### Extracted material
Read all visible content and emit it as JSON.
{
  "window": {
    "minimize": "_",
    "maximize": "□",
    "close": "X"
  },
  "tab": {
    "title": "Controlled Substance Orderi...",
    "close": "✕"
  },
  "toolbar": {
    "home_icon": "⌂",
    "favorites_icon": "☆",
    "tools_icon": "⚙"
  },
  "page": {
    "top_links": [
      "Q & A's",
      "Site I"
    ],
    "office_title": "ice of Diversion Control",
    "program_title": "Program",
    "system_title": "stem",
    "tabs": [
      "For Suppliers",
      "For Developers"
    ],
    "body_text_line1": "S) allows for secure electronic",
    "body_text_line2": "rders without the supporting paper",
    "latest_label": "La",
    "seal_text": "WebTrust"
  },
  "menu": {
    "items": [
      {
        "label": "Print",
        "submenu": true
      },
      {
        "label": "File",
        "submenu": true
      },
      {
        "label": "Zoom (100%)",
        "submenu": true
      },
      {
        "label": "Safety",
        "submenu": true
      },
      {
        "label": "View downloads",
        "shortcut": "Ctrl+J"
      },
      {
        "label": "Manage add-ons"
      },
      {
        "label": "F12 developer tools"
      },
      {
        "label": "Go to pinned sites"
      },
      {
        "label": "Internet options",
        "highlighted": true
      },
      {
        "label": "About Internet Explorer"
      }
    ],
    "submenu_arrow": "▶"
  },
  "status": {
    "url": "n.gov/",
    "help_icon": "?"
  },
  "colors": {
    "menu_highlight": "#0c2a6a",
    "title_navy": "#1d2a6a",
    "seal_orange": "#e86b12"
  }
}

### What is required
Count the lines above in which the word "Internet" appears, then state only that count.

### Exercise answer
2